§ Entries:
※
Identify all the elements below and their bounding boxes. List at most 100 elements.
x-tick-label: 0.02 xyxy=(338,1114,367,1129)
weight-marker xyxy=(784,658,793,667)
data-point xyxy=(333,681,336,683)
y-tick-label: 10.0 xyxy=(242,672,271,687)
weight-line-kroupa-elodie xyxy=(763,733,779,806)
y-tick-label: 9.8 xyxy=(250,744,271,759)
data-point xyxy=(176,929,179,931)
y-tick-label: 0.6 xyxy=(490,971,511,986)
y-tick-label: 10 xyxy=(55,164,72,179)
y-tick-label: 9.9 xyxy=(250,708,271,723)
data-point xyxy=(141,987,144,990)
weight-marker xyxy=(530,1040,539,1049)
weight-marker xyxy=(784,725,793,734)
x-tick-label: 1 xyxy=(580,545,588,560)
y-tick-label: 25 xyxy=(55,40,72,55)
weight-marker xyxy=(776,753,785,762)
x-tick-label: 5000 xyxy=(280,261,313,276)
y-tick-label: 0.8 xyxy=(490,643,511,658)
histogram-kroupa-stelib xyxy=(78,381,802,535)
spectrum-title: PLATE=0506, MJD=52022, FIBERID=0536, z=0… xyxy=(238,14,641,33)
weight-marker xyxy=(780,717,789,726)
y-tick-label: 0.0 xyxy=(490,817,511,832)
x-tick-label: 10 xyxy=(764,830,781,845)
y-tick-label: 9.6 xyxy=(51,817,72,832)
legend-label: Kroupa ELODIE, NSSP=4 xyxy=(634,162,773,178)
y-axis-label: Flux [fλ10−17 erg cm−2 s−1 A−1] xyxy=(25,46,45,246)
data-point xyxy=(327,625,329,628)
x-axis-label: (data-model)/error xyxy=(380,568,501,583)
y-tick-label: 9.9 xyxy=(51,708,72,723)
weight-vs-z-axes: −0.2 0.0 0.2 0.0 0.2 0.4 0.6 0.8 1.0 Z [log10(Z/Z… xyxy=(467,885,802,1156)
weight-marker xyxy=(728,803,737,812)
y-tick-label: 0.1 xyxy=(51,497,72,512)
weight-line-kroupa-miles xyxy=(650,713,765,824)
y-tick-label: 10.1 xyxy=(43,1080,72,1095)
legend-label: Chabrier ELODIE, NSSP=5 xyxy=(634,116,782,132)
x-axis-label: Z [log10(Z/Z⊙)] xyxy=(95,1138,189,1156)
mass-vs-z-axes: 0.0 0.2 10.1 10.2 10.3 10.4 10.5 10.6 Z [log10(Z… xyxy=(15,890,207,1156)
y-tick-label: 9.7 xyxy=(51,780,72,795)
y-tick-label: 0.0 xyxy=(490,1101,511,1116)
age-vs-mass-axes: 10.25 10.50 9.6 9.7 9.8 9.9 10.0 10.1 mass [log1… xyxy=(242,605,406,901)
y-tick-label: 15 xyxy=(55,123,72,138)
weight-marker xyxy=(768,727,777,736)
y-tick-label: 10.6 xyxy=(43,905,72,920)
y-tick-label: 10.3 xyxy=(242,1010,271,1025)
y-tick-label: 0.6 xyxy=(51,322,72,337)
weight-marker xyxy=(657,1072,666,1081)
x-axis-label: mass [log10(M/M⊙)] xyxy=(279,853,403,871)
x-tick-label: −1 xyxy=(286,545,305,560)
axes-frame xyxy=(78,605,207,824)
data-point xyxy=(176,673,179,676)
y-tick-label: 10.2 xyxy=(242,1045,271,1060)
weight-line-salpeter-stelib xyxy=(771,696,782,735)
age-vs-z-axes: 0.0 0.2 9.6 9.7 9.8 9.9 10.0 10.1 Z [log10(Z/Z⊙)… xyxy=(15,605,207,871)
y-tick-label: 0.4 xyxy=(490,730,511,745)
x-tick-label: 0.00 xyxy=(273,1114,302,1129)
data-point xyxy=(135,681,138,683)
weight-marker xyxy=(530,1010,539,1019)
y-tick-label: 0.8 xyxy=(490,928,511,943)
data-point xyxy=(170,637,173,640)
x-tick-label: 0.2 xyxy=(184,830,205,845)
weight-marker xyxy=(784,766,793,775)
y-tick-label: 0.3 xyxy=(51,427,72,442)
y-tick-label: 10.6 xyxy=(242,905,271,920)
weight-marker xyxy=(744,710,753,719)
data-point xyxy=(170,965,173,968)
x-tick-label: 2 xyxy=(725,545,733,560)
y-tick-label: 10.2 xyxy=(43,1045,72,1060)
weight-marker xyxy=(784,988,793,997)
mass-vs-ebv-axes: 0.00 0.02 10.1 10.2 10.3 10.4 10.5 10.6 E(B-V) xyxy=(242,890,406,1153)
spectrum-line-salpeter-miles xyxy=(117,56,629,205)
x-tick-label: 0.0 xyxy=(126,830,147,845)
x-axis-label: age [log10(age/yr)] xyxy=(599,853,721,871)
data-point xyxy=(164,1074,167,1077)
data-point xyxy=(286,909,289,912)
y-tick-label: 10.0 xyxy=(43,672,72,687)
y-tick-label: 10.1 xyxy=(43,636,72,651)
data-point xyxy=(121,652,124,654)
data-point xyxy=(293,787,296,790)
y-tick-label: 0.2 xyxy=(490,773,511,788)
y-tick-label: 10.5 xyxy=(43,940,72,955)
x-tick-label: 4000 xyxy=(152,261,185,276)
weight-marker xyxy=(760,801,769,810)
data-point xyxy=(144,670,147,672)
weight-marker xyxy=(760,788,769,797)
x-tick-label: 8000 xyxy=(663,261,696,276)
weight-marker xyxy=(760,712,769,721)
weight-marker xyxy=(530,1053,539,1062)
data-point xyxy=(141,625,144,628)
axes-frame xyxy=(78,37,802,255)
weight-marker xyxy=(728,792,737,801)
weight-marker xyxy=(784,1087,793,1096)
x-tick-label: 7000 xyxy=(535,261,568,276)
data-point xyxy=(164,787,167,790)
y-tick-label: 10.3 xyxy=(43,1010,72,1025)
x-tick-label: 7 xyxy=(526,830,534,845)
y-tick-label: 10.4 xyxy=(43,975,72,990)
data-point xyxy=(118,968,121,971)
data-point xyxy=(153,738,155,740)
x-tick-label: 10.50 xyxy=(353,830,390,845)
※
§ Directive: Reproduce the listing above, renaming every occurrence of "weight-marker" to "weight-symbol" and leaving all other text unchanged.

§ Response for this exercise:
Identify all the elements below and their bounding boxes. List at most 100 elements.
x-tick-label: 0.02 xyxy=(338,1114,367,1129)
weight-symbol xyxy=(784,658,793,667)
data-point xyxy=(333,681,336,683)
y-tick-label: 10.0 xyxy=(242,672,271,687)
weight-line-kroupa-elodie xyxy=(763,733,779,806)
y-tick-label: 9.8 xyxy=(250,744,271,759)
data-point xyxy=(176,929,179,931)
y-tick-label: 0.6 xyxy=(490,971,511,986)
y-tick-label: 10 xyxy=(55,164,72,179)
y-tick-label: 9.9 xyxy=(250,708,271,723)
data-point xyxy=(141,987,144,990)
weight-symbol xyxy=(530,1040,539,1049)
weight-symbol xyxy=(784,725,793,734)
x-tick-label: 1 xyxy=(580,545,588,560)
y-tick-label: 25 xyxy=(55,40,72,55)
weight-symbol xyxy=(776,753,785,762)
x-tick-label: 5000 xyxy=(280,261,313,276)
y-tick-label: 0.8 xyxy=(490,643,511,658)
histogram-kroupa-stelib xyxy=(78,381,802,535)
spectrum-title: PLATE=0506, MJD=52022, FIBERID=0536, z=0… xyxy=(238,14,641,33)
weight-symbol xyxy=(780,717,789,726)
y-tick-label: 0.0 xyxy=(490,817,511,832)
x-tick-label: 10 xyxy=(764,830,781,845)
y-tick-label: 9.6 xyxy=(51,817,72,832)
legend-label: Kroupa ELODIE, NSSP=4 xyxy=(634,162,773,178)
y-axis-label: Flux [fλ10−17 erg cm−2 s−1 A−1] xyxy=(25,46,45,246)
data-point xyxy=(327,625,329,628)
x-axis-label: (data-model)/error xyxy=(380,568,501,583)
y-tick-label: 9.9 xyxy=(51,708,72,723)
weight-vs-z-axes: −0.2 0.0 0.2 0.0 0.2 0.4 0.6 0.8 1.0 Z [log10(Z/Z… xyxy=(467,885,802,1156)
weight-symbol xyxy=(728,803,737,812)
y-tick-label: 0.1 xyxy=(51,497,72,512)
weight-line-kroupa-miles xyxy=(650,713,765,824)
y-tick-label: 10.1 xyxy=(43,1080,72,1095)
legend-label: Chabrier ELODIE, NSSP=5 xyxy=(634,116,782,132)
x-axis-label: Z [log10(Z/Z⊙)] xyxy=(95,1138,189,1156)
mass-vs-z-axes: 0.0 0.2 10.1 10.2 10.3 10.4 10.5 10.6 Z [log10(Z… xyxy=(15,890,207,1156)
y-tick-label: 9.7 xyxy=(51,780,72,795)
y-tick-label: 0.0 xyxy=(490,1101,511,1116)
age-vs-mass-axes: 10.25 10.50 9.6 9.7 9.8 9.9 10.0 10.1 mass [log1… xyxy=(242,605,406,901)
y-tick-label: 15 xyxy=(55,123,72,138)
weight-symbol xyxy=(768,727,777,736)
y-tick-label: 10.6 xyxy=(43,905,72,920)
y-tick-label: 10.3 xyxy=(242,1010,271,1025)
y-tick-label: 0.6 xyxy=(51,322,72,337)
weight-symbol xyxy=(657,1072,666,1081)
x-axis-label: mass [log10(M/M⊙)] xyxy=(279,853,403,871)
x-tick-label: −1 xyxy=(286,545,305,560)
axes-frame xyxy=(78,605,207,824)
data-point xyxy=(176,673,179,676)
y-tick-label: 10.2 xyxy=(242,1045,271,1060)
weight-line-salpeter-stelib xyxy=(771,696,782,735)
age-vs-z-axes: 0.0 0.2 9.6 9.7 9.8 9.9 10.0 10.1 Z [log10(Z/Z⊙)… xyxy=(15,605,207,871)
y-tick-label: 0.4 xyxy=(490,730,511,745)
x-tick-label: 0.00 xyxy=(273,1114,302,1129)
data-point xyxy=(135,681,138,683)
weight-symbol xyxy=(530,1010,539,1019)
y-tick-label: 0.8 xyxy=(490,928,511,943)
data-point xyxy=(170,637,173,640)
x-tick-label: 0.2 xyxy=(184,830,205,845)
weight-symbol xyxy=(784,766,793,775)
y-tick-label: 0.3 xyxy=(51,427,72,442)
y-tick-label: 10.6 xyxy=(242,905,271,920)
weight-symbol xyxy=(744,710,753,719)
data-point xyxy=(170,965,173,968)
x-tick-label: 2 xyxy=(725,545,733,560)
y-tick-label: 10.2 xyxy=(43,1045,72,1060)
weight-symbol xyxy=(784,988,793,997)
mass-vs-ebv-axes: 0.00 0.02 10.1 10.2 10.3 10.4 10.5 10.6 E(B-V) xyxy=(242,890,406,1153)
spectrum-line-salpeter-miles xyxy=(117,56,629,205)
x-tick-label: 0.0 xyxy=(126,830,147,845)
x-axis-label: age [log10(age/yr)] xyxy=(599,853,721,871)
data-point xyxy=(164,1074,167,1077)
data-point xyxy=(286,909,289,912)
y-tick-label: 10.0 xyxy=(43,672,72,687)
y-tick-label: 10.1 xyxy=(43,636,72,651)
data-point xyxy=(121,652,124,654)
data-point xyxy=(293,787,296,790)
y-tick-label: 0.2 xyxy=(490,773,511,788)
y-tick-label: 10.5 xyxy=(43,940,72,955)
x-tick-label: 4000 xyxy=(152,261,185,276)
weight-symbol xyxy=(760,801,769,810)
data-point xyxy=(144,670,147,672)
weight-symbol xyxy=(760,788,769,797)
x-tick-label: 8000 xyxy=(663,261,696,276)
weight-symbol xyxy=(760,712,769,721)
weight-symbol xyxy=(530,1053,539,1062)
data-point xyxy=(141,625,144,628)
axes-frame xyxy=(78,37,802,255)
weight-symbol xyxy=(728,792,737,801)
weight-symbol xyxy=(784,1087,793,1096)
x-tick-label: 7000 xyxy=(535,261,568,276)
data-point xyxy=(164,787,167,790)
y-tick-label: 10.3 xyxy=(43,1010,72,1025)
x-tick-label: 7 xyxy=(526,830,534,845)
y-tick-label: 10.4 xyxy=(43,975,72,990)
data-point xyxy=(118,968,121,971)
data-point xyxy=(153,738,155,740)
x-tick-label: 10.50 xyxy=(353,830,390,845)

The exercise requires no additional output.